→ **TO DO**:
Write out the listing beneath this instruction in its entirety, exactly as it reads.

[Data entries]

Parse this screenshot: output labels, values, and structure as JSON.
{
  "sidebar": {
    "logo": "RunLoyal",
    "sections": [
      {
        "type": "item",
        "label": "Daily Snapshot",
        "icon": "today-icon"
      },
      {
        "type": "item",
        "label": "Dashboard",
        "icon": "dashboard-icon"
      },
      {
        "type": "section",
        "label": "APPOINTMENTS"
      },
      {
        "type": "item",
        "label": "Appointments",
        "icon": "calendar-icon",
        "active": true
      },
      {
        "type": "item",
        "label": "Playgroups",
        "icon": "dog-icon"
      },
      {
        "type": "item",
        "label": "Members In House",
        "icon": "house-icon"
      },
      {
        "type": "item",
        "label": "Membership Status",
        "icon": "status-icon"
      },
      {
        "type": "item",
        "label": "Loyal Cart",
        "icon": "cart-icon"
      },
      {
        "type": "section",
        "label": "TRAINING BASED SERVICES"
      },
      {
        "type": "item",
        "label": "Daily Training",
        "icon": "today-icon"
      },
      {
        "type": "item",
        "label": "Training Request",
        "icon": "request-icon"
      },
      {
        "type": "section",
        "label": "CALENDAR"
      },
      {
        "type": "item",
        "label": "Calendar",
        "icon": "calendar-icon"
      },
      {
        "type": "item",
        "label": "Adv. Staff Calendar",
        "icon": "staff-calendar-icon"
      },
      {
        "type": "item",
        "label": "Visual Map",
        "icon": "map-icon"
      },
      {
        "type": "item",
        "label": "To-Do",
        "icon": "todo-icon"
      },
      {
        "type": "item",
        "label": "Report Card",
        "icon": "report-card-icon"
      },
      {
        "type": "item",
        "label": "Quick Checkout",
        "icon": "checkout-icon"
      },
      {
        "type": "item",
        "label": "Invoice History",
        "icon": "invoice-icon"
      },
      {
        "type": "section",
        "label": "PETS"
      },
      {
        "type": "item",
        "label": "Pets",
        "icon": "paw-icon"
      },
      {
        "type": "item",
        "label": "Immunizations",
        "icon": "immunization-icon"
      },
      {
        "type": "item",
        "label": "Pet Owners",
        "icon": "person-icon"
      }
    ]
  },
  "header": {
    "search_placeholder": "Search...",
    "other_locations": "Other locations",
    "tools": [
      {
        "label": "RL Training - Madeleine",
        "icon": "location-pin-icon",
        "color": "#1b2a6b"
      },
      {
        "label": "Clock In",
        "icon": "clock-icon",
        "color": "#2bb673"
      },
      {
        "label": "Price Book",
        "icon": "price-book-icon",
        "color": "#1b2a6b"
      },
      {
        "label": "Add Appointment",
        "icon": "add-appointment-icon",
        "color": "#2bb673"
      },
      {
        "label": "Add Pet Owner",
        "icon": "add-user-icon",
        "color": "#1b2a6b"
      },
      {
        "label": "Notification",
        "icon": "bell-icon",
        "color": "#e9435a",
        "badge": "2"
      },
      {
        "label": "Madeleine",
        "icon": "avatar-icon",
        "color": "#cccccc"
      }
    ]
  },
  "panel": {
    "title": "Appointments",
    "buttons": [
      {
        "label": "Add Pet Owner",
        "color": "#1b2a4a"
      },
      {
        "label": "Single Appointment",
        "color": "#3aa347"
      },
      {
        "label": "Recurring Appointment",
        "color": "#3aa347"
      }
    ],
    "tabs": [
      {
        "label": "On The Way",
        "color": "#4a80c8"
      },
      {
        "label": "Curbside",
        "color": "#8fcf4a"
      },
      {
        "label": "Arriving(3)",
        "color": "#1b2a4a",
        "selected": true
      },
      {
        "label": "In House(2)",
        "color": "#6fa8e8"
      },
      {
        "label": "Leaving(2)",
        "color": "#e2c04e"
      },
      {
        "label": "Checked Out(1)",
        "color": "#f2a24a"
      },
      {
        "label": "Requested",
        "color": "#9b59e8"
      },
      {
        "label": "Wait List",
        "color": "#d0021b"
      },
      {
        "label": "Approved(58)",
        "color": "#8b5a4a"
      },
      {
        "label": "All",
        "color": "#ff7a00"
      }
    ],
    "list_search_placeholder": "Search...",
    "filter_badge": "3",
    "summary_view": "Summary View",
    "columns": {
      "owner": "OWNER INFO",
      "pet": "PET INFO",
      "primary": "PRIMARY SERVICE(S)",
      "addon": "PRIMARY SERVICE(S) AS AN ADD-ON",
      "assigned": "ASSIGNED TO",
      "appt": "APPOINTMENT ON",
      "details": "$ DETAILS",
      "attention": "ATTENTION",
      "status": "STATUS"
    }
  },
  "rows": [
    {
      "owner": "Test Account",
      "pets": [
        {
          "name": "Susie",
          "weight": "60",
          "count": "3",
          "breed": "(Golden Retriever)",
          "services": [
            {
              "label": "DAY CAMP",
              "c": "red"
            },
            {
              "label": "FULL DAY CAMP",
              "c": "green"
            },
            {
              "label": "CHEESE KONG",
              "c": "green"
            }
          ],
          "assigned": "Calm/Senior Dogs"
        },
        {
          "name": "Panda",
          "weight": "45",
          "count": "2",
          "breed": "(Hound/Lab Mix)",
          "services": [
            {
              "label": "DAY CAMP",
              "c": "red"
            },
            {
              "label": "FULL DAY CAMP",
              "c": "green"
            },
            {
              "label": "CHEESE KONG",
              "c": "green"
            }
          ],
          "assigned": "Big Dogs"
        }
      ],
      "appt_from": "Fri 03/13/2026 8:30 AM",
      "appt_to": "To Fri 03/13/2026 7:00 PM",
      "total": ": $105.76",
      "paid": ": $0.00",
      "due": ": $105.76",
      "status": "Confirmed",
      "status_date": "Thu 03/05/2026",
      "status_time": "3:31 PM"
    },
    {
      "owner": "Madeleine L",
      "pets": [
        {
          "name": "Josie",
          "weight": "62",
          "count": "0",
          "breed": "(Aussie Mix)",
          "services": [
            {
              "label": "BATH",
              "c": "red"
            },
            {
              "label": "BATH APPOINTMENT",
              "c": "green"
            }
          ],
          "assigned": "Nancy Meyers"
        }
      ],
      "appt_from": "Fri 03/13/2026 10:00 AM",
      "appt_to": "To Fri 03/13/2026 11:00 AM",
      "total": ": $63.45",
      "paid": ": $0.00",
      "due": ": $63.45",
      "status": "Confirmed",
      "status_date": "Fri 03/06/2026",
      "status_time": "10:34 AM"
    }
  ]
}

→ **EXPECTED ANSWER**:
Parse this screenshot: output labels, values, and structure as JSON.
{
  "sidebar": {
    "logo": "RunLoyal",
    "sections": [
      {
        "type": "item",
        "label": "Daily Snapshot",
        "icon": "today-icon"
      },
      {
        "type": "item",
        "label": "Dashboard",
        "icon": "dashboard-icon"
      },
      {
        "type": "section",
        "label": "APPOINTMENTS"
      },
      {
        "type": "item",
        "label": "Appointments",
        "icon": "calendar-icon",
        "active": true
      },
      {
        "type": "item",
        "label": "Playgroups",
        "icon": "dog-icon"
      },
      {
        "type": "item",
        "label": "Members In House",
        "icon": "house-icon"
      },
      {
        "type": "item",
        "label": "Membership Status",
        "icon": "status-icon"
      },
      {
        "type": "item",
        "label": "Loyal Cart",
        "icon": "cart-icon"
      },
      {
        "type": "section",
        "label": "TRAINING BASED SERVICES"
      },
      {
        "type": "item",
        "label": "Daily Training",
        "icon": "today-icon"
      },
      {
        "type": "item",
        "label": "Training Request",
        "icon": "request-icon"
      },
      {
        "type": "section",
        "label": "CALENDAR"
      },
      {
        "type": "item",
        "label": "Calendar",
        "icon": "calendar-icon"
      },
      {
        "type": "item",
        "label": "Adv. Staff Calendar",
        "icon": "staff-calendar-icon"
      },
      {
        "type": "item",
        "label": "Visual Map",
        "icon": "map-icon"
      },
      {
        "type": "item",
        "label": "To-Do",
        "icon": "todo-icon"
      },
      {
        "type": "item",
        "label": "Report Card",
        "icon": "report-card-icon"
      },
      {
        "type": "item",
        "label": "Quick Checkout",
        "icon": "checkout-icon"
      },
      {
        "type": "item",
        "label": "Invoice History",
        "icon": "invoice-icon"
      },
      {
        "type": "section",
        "label": "PETS"
      },
      {
        "type": "item",
        "label": "Pets",
        "icon": "paw-icon"
      },
      {
        "type": "item",
        "label": "Immunizations",
        "icon": "immunization-icon"
      },
      {
        "type": "item",
        "label": "Pet Owners",
        "icon": "person-icon"
      }
    ]
  },
  "header": {
    "search_placeholder": "Search...",
    "other_locations": "Other locations",
    "tools": [
      {
        "label": "RL Training - Madeleine",
        "icon": "location-pin-icon",
        "color": "#1b2a6b"
      },
      {
        "label": "Clock In",
        "icon": "clock-icon",
        "color": "#2bb673"
      },
      {
        "label": "Price Book",
        "icon": "price-book-icon",
        "color": "#1b2a6b"
      },
      {
        "label": "Add Appointment",
        "icon": "add-appointment-icon",
        "color": "#2bb673"
      },
      {
        "label": "Add Pet Owner",
        "icon": "add-user-icon",
        "color": "#1b2a6b"
      },
      {
        "label": "Notification",
        "icon": "bell-icon",
        "color": "#e9435a",
        "badge": "2"
      },
      {
        "label": "Madeleine",
        "icon": "avatar-icon",
        "color": "#cccccc"
      }
    ]
  },
  "panel": {
    "title": "Appointments",
    "buttons": [
      {
        "label": "Add Pet Owner",
        "color": "#1b2a4a"
      },
      {
        "label": "Single Appointment",
        "color": "#3aa347"
      },
      {
        "label": "Recurring Appointment",
        "color": "#3aa347"
      }
    ],
    "tabs": [
      {
        "label": "On The Way",
        "color": "#4a80c8"
      },
      {
        "label": "Curbside",
        "color": "#8fcf4a"
      },
      {
        "label": "Arriving(3)",
        "color": "#1b2a4a",
        "selected": true
      },
      {
        "label": "In House(2)",
        "color": "#6fa8e8"
      },
      {
        "label": "Leaving(2)",
        "color": "#e2c04e"
      },
      {
        "label": "Checked Out(1)",
        "color": "#f2a24a"
      },
      {
        "label": "Requested",
        "color": "#9b59e8"
      },
      {
        "label": "Wait List",
        "color": "#d0021b"
      },
      {
        "label": "Approved(58)",
        "color": "#8b5a4a"
      },
      {
        "label": "All",
        "color": "#ff7a00"
      }
    ],
    "list_search_placeholder": "Search...",
    "filter_badge": "3",
    "summary_view": "Summary View",
    "columns": {
      "owner": "OWNER INFO",
      "pet": "PET INFO",
      "primary": "PRIMARY SERVICE(S)",
      "addon": "PRIMARY SERVICE(S) AS AN ADD-ON",
      "assigned": "ASSIGNED TO",
      "appt": "APPOINTMENT ON",
      "details": "$ DETAILS",
      "attention": "ATTENTION",
      "status": "STATUS"
    }
  },
  "rows": [
    {
      "owner": "Test Account",
      "pets": [
        {
          "name": "Susie",
          "weight": "60",
          "count": "3",
          "breed": "(Golden Retriever)",
          "services": [
            {
              "label": "DAY CAMP",
              "c": "red"
            },
            {
              "label": "FULL DAY CAMP",
              "c": "green"
            },
            {
              "label": "CHEESE KONG",
              "c": "green"
            }
          ],
          "assigned": "Calm/Senior Dogs"
        },
        {
          "name": "Panda",
          "weight": "45",
          "count": "2",
          "breed": "(Hound/Lab Mix)",
          "services": [
            {
              "label": "DAY CAMP",
              "c": "red"
            },
            {
              "label": "FULL DAY CAMP",
              "c": "green"
            },
            {
              "label": "CHEESE KONG",
              "c": "green"
            }
          ],
          "assigned": "Big Dogs"
        }
      ],
      "appt_from": "Fri 03/13/2026 8:30 AM",
      "appt_to": "To Fri 03/13/2026 7:00 PM",
      "total": ": $105.76",
      "paid": ": $0.00",
      "due": ": $105.76",
      "status": "Confirmed",
      "status_date": "Thu 03/05/2026",
      "status_time": "3:31 PM"
    },
    {
      "owner": "Madeleine L",
      "pets": [
        {
          "name": "Josie",
          "weight": "62",
          "count": "0",
          "breed": "(Aussie Mix)",
          "services": [
            {
              "label": "BATH",
              "c": "red"
            },
            {
              "label": "BATH APPOINTMENT",
              "c": "green"
            }
          ],
          "assigned": "Nancy Meyers"
        }
      ],
      "appt_from": "Fri 03/13/2026 10:00 AM",
      "appt_to": "To Fri 03/13/2026 11:00 AM",
      "total": ": $63.45",
      "paid": ": $0.00",
      "due": ": $63.45",
      "status": "Confirmed",
      "status_date": "Fri 03/06/2026",
      "status_time": "10:34 AM"
    }
  ]
}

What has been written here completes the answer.